**WHAT TO PRODUCE:**
Copy every line of the following data that includes the string "Show".

**DATA TO PROCESS:**

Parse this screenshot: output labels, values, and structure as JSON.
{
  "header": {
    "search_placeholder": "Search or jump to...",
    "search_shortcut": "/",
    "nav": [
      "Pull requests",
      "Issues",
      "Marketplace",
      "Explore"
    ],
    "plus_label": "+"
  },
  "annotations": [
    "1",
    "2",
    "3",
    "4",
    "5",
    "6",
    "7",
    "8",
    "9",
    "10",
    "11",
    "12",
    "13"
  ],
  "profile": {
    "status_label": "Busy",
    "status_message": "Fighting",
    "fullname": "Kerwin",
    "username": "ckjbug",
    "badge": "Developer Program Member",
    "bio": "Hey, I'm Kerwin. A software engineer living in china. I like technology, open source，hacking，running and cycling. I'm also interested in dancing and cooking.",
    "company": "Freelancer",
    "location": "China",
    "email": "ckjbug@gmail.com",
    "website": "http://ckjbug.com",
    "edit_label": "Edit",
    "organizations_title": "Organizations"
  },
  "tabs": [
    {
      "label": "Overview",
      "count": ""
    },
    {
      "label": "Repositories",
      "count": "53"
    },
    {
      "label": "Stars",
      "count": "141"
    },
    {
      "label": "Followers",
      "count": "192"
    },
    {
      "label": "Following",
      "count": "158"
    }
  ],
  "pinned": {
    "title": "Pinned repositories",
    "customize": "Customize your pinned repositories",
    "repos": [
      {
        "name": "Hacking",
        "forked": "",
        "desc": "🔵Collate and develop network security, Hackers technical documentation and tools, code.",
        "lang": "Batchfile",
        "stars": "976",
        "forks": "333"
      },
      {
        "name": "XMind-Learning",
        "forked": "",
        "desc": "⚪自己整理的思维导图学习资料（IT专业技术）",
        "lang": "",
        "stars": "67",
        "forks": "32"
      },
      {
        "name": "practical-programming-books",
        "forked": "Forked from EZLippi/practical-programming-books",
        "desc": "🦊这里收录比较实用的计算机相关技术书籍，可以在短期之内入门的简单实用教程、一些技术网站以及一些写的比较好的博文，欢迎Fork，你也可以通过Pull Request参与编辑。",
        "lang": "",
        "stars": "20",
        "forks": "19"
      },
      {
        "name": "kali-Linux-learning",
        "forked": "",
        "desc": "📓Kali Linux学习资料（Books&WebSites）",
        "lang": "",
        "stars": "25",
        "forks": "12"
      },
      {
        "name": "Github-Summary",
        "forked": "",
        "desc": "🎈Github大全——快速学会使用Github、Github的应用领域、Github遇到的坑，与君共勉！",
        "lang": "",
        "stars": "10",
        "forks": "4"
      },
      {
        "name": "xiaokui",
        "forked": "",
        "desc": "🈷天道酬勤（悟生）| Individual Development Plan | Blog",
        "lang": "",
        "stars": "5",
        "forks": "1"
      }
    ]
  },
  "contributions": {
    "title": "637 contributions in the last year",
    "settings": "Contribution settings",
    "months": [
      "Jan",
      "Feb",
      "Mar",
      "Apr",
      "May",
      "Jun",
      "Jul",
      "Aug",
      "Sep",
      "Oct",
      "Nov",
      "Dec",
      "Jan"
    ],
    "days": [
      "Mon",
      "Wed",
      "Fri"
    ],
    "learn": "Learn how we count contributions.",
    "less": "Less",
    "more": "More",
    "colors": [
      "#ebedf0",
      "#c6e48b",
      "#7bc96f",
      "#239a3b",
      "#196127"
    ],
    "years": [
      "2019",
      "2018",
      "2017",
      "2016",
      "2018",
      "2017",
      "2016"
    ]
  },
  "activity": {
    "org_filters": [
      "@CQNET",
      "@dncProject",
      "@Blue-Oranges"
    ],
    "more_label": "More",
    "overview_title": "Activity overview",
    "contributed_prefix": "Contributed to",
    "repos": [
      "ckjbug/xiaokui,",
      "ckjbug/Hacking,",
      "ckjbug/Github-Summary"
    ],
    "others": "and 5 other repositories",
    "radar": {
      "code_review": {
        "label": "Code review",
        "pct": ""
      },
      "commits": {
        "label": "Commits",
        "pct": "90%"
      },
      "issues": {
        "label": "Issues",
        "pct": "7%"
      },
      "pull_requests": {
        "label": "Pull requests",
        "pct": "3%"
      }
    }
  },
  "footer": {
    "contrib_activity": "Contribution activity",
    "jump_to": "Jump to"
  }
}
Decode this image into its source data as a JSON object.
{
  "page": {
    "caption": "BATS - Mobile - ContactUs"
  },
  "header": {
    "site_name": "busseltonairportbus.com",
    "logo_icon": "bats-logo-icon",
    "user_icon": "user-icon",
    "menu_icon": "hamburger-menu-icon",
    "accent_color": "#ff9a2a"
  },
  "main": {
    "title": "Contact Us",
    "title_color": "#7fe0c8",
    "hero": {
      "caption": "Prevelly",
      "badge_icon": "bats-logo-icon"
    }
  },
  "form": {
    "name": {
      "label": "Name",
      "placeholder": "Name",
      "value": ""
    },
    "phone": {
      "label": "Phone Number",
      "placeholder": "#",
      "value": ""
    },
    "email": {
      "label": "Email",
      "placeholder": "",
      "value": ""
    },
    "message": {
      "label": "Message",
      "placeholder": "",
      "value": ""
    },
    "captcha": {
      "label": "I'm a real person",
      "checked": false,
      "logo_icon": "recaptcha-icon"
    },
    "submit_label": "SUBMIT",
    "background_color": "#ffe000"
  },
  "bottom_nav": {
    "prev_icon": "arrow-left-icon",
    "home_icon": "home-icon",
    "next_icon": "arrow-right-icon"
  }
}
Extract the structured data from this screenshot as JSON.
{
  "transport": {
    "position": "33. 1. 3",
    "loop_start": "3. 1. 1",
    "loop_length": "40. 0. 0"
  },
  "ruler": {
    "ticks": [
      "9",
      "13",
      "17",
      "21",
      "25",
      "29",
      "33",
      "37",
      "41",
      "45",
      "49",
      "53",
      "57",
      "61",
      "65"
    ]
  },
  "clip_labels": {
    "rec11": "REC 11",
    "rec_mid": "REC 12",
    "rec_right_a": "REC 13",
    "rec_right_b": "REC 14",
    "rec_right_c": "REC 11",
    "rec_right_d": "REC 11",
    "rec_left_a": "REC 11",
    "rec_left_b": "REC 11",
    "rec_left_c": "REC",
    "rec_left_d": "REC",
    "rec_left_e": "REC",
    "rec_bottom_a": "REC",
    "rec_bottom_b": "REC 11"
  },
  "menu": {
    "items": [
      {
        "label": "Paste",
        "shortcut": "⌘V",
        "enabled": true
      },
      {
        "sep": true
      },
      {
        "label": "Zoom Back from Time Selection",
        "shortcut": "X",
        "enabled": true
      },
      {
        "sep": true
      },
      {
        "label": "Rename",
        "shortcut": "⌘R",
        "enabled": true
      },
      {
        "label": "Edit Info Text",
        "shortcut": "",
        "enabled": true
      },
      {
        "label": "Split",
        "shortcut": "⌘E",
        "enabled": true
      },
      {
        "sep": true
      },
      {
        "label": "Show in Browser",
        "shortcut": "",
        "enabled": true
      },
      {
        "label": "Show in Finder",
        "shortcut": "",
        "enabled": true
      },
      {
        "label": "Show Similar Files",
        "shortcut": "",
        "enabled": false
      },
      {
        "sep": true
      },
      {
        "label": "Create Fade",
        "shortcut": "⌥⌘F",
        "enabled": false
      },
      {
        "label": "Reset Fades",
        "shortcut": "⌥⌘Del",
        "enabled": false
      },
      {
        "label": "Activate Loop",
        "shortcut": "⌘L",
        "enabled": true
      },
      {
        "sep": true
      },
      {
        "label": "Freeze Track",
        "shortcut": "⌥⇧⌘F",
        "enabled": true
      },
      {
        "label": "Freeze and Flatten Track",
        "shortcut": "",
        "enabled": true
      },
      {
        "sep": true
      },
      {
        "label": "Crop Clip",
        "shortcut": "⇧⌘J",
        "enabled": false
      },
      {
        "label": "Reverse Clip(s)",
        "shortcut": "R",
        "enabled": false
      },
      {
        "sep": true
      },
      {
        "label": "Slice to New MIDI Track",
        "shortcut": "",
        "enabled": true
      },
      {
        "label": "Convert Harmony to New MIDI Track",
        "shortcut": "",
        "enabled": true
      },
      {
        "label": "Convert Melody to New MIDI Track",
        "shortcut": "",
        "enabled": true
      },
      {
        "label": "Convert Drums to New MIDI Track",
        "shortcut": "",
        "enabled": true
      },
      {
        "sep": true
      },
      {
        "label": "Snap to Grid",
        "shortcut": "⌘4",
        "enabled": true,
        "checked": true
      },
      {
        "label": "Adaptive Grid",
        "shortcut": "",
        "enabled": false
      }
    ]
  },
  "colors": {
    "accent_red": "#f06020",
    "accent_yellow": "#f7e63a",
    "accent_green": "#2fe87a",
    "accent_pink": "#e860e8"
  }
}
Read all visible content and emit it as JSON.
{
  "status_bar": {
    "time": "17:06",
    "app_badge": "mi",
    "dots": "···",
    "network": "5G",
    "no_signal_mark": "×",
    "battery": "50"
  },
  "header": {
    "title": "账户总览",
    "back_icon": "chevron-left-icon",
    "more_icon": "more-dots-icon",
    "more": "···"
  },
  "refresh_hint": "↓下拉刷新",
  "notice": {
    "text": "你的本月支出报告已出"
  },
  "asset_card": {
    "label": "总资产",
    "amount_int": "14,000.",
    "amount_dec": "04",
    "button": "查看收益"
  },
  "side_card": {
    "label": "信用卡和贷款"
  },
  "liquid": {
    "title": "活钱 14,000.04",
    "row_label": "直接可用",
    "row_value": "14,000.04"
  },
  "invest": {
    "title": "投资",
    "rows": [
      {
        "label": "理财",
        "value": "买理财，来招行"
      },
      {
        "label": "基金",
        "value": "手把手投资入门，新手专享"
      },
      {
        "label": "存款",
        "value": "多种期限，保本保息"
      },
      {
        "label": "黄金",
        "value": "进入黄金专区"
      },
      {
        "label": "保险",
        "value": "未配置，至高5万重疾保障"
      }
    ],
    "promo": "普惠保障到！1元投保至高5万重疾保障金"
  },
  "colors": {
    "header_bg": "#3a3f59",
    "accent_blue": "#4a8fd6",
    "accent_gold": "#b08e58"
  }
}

**RESULT FOR THIS EXERCISE:**
        "label": "Show in Browser",
        "label": "Show in Finder",
        "label": "Show Similar Files",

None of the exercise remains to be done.